Work required: Look through the listing for the word "образовательные". Copy each line that has it.

Items:
┄┄┄┄┄┄┄┄┄┄

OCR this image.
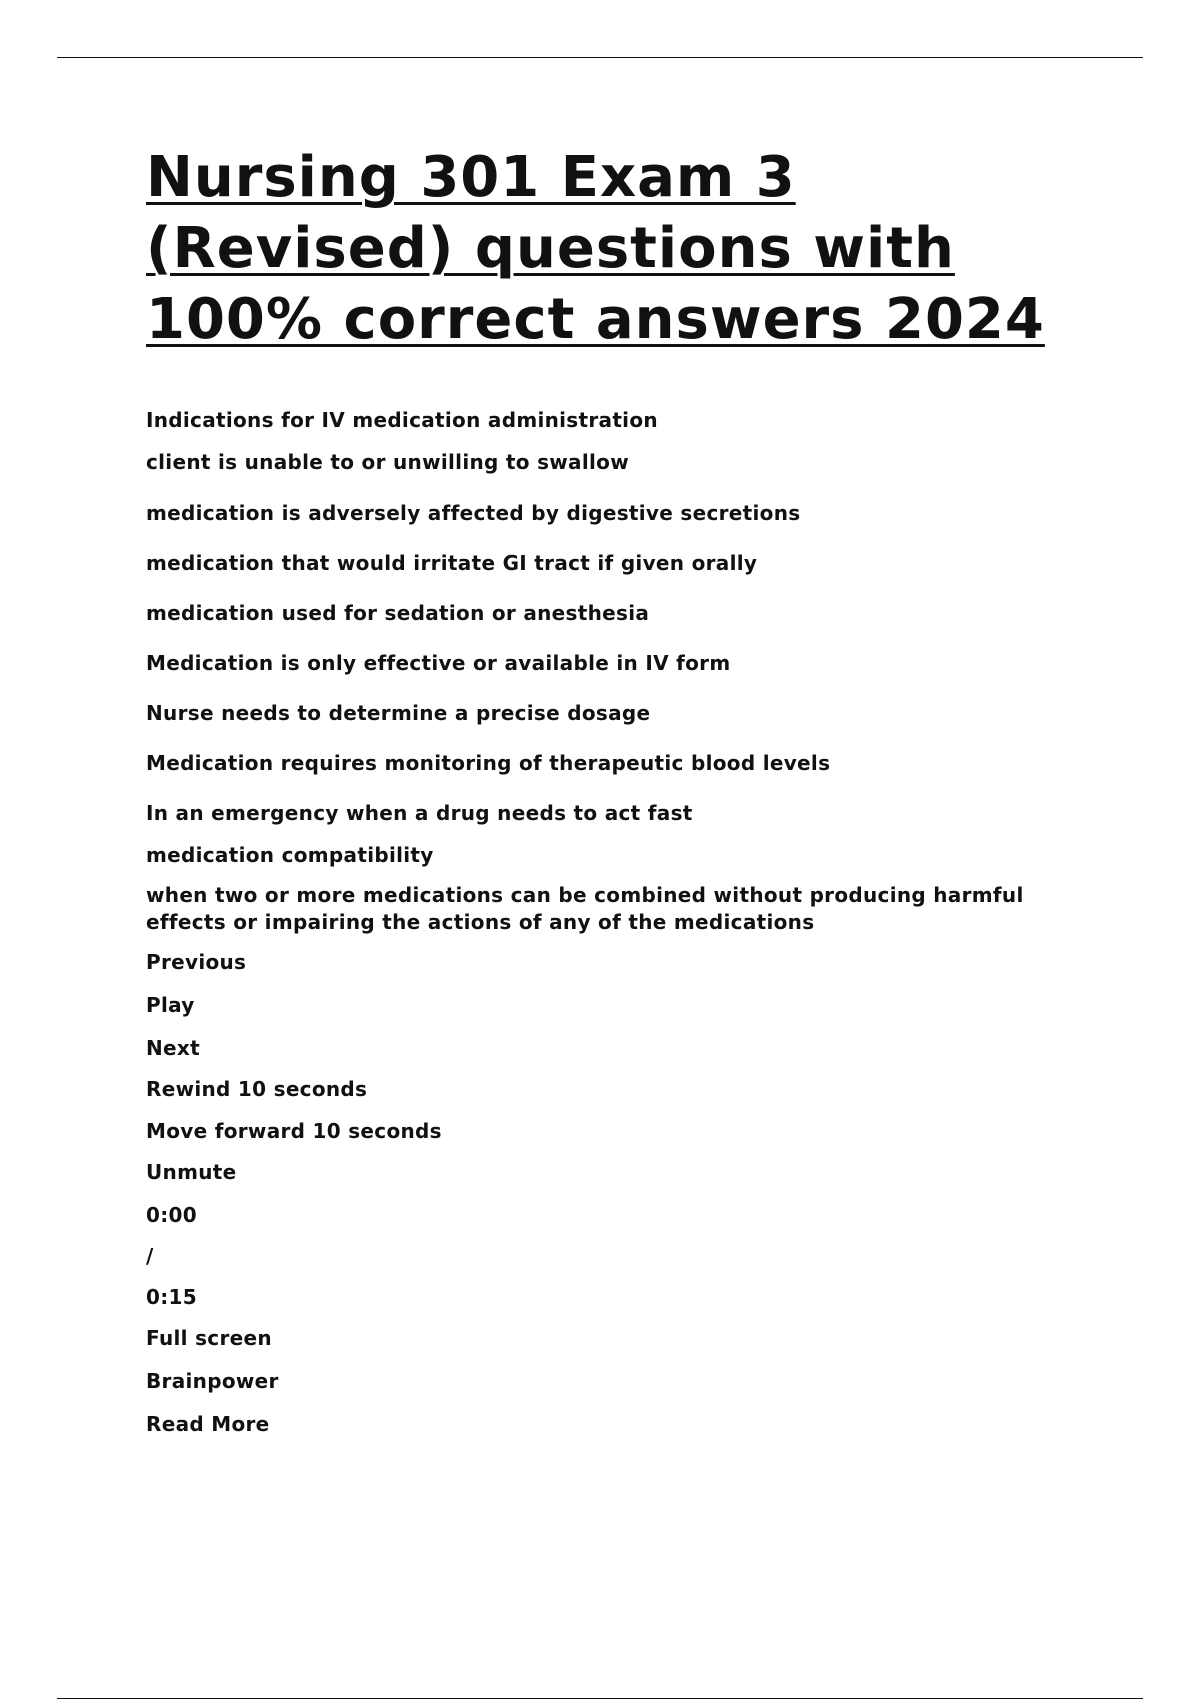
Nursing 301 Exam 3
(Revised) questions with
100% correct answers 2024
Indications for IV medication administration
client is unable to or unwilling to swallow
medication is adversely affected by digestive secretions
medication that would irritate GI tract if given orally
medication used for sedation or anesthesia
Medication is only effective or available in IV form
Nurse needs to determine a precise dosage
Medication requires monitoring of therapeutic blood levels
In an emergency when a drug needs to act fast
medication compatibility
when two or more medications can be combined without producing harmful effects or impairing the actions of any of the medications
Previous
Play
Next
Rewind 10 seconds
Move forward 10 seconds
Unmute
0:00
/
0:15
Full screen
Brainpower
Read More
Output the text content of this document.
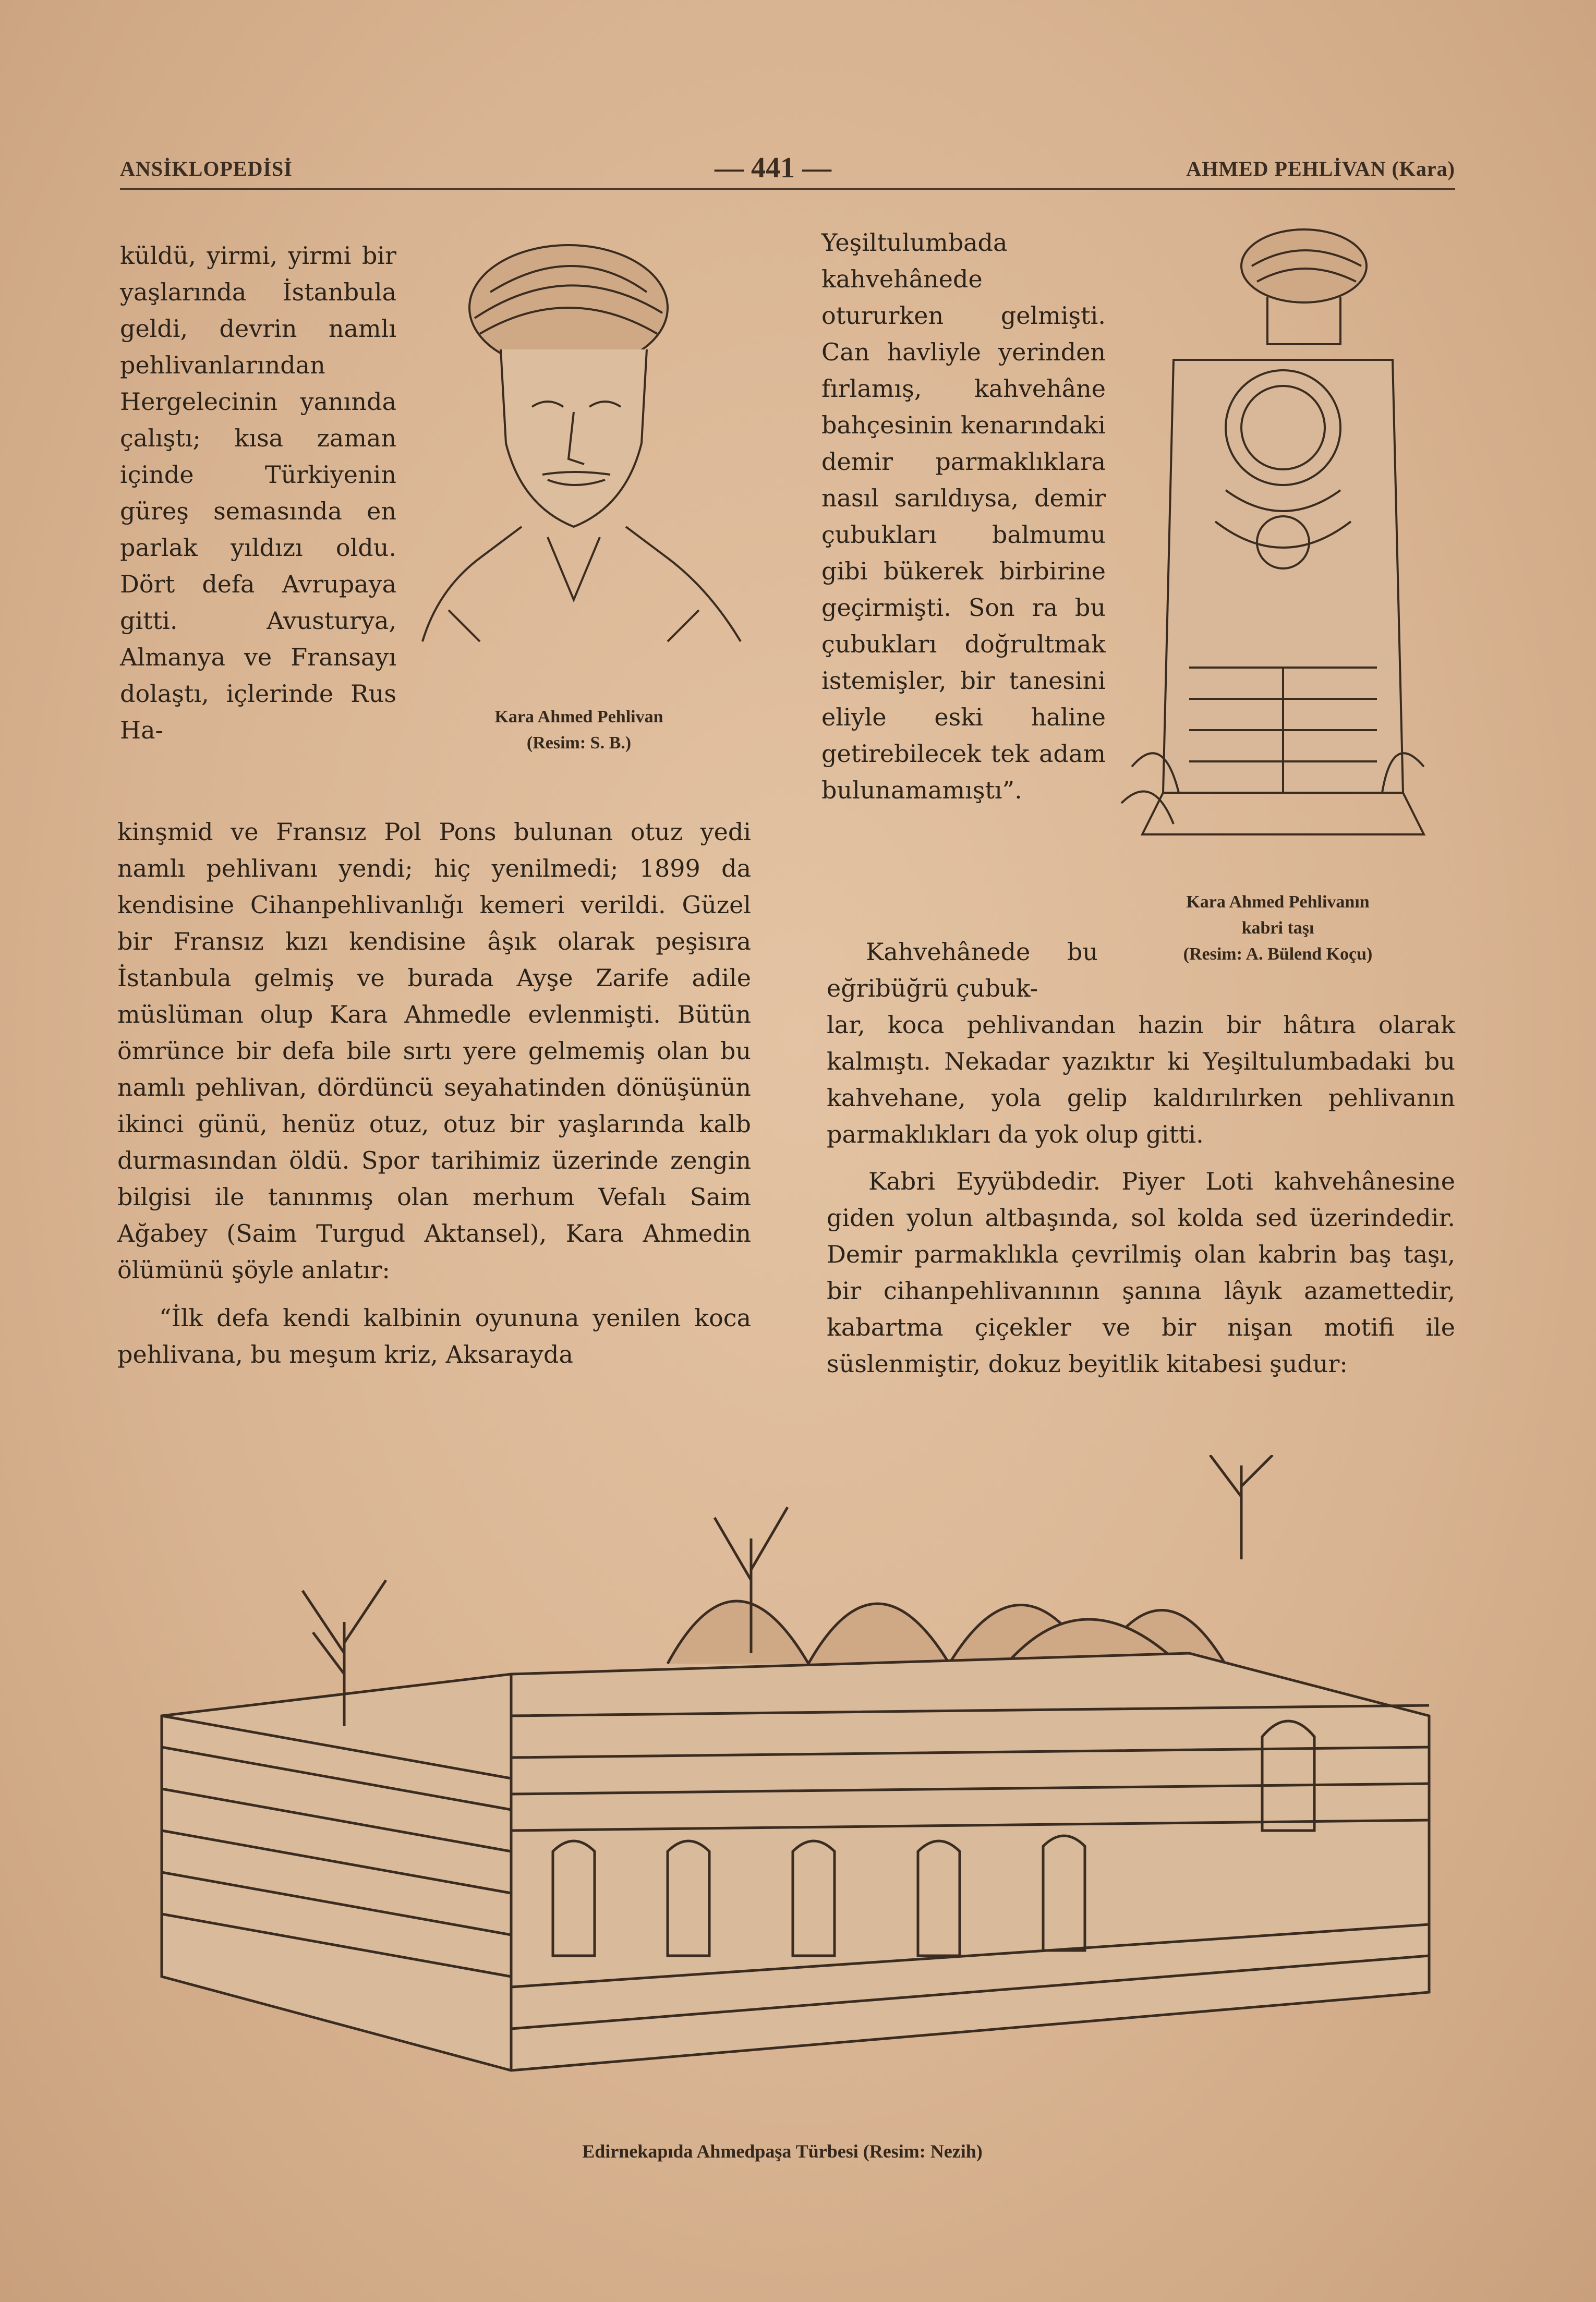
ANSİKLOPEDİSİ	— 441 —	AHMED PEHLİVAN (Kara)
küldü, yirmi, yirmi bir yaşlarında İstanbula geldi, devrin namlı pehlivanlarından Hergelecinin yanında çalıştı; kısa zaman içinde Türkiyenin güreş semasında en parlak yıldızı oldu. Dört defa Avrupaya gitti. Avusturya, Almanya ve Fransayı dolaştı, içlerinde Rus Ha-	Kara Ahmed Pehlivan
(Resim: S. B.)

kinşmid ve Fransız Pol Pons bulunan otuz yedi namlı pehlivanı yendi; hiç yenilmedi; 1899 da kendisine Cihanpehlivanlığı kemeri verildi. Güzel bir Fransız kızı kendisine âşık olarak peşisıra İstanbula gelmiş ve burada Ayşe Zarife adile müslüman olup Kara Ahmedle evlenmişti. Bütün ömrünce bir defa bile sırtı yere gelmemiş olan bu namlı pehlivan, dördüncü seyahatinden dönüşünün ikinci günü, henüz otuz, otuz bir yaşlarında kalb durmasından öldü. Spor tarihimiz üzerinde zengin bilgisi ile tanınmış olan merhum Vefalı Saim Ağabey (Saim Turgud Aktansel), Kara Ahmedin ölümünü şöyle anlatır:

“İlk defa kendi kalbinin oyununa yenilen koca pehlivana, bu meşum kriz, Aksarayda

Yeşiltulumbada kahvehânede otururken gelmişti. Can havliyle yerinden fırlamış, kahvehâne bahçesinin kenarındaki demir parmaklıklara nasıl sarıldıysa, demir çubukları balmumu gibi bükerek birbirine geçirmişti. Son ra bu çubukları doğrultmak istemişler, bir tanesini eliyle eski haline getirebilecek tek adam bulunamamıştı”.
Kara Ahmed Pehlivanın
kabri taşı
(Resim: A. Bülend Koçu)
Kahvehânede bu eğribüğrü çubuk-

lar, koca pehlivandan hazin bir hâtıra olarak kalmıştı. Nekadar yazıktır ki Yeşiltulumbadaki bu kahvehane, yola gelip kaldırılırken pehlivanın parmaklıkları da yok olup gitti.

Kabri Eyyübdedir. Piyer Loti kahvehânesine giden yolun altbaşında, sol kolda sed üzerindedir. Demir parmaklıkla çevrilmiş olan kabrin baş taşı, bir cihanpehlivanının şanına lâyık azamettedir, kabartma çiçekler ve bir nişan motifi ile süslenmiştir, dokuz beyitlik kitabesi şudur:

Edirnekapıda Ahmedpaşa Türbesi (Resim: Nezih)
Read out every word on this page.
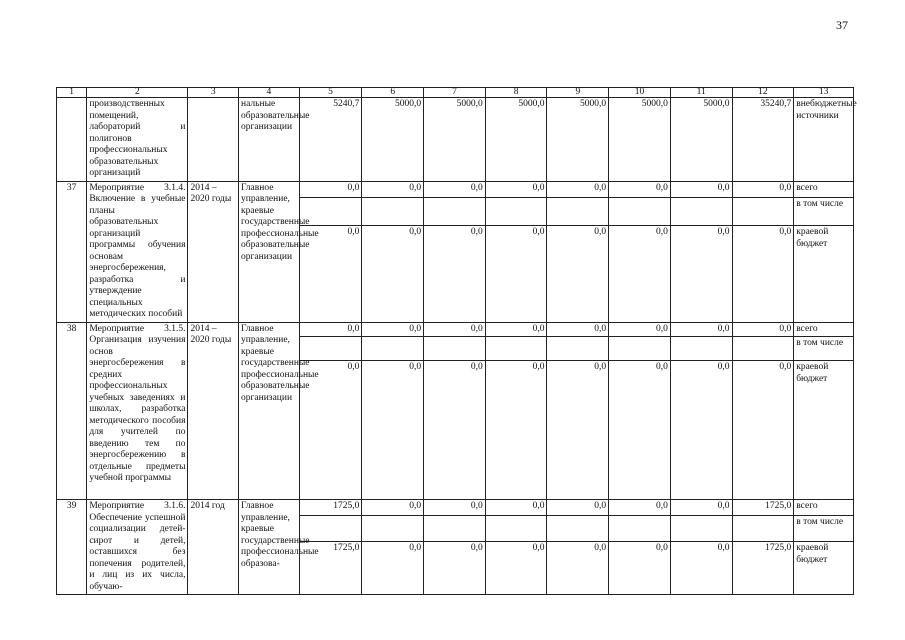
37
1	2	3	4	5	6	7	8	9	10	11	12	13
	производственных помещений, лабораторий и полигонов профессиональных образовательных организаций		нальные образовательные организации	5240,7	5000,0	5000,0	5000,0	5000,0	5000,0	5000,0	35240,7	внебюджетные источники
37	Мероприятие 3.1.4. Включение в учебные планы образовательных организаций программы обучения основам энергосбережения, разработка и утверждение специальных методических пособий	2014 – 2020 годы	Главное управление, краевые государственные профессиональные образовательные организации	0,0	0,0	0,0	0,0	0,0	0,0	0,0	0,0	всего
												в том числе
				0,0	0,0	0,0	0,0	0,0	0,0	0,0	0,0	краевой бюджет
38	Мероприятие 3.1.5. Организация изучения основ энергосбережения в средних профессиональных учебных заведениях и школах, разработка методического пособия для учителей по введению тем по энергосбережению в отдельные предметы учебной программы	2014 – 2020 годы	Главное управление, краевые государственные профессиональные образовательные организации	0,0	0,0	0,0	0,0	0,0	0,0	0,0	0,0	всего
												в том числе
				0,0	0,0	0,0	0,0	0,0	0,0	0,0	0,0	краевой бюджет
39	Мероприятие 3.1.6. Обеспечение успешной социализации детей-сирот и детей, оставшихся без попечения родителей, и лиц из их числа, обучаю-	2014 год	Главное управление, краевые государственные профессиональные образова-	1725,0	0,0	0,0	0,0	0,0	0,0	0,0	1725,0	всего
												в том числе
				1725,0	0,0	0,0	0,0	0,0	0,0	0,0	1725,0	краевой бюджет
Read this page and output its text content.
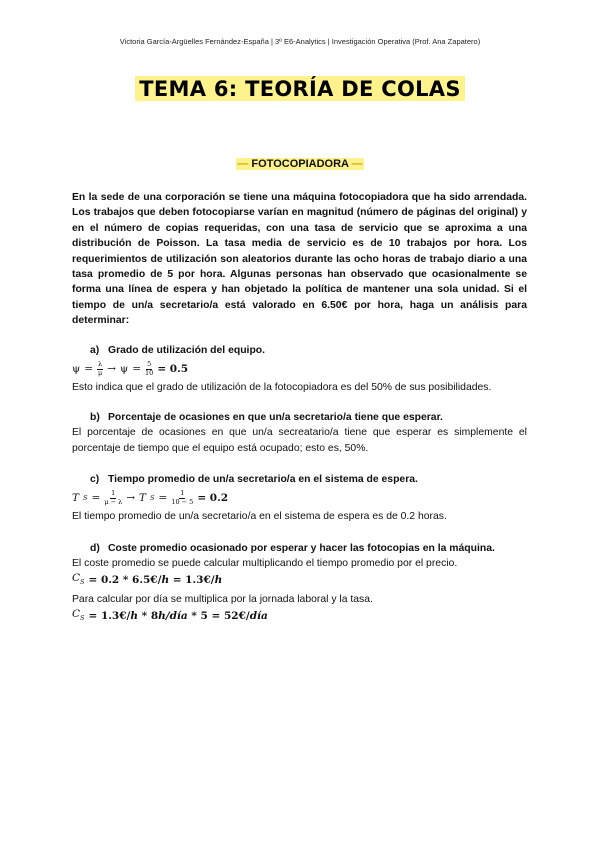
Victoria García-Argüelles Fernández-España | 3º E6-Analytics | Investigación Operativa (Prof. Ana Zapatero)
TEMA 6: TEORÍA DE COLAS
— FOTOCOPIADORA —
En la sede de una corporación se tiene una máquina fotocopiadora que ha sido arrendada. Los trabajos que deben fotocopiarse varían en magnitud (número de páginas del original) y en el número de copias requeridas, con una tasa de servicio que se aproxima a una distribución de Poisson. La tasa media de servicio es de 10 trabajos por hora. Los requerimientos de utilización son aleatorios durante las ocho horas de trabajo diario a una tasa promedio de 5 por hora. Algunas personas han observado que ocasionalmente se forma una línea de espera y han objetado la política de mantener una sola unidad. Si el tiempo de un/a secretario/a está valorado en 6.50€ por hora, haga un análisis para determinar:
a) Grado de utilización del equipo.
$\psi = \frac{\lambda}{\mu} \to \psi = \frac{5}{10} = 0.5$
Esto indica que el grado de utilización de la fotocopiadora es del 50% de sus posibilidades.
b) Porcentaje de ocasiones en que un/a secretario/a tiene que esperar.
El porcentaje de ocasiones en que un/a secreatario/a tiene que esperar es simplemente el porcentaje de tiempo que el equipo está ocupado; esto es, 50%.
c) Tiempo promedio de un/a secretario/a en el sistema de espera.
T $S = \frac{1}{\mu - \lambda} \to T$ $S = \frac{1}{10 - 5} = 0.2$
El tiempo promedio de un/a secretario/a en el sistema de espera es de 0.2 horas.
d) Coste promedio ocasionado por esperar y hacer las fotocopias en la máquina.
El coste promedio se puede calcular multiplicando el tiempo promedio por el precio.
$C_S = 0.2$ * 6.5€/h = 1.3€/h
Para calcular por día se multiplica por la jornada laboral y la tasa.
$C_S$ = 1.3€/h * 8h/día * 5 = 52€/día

┄┄┄┄┄┄┄┄┄┄

Solution to the problem:
	производственных помещений, лабораторий и полигонов профессиональных образовательных организаций		нальные образовательные организации	5240,7	5000,0	5000,0	5000,0	5000,0	5000,0	5000,0	35240,7	внебюджетные источники
37	Мероприятие 3.1.4. Включение в учебные планы образовательных организаций программы обучения основам энергосбережения, разработка и утверждение специальных методических пособий	2014 – 2020 годы	Главное управление, краевые государственные профессиональные образовательные организации	0,0	0,0	0,0	0,0	0,0	0,0	0,0	0,0	всего
38	Мероприятие 3.1.5. Организация изучения основ энергосбережения в средних профессиональных учебных заведениях и школах, разработка методического пособия для учителей по введению тем по энергосбережению в отдельные предметы учебной программы	2014 – 2020 годы	Главное управление, краевые государственные профессиональные образовательные организации	0,0	0,0	0,0	0,0	0,0	0,0	0,0	0,0	всего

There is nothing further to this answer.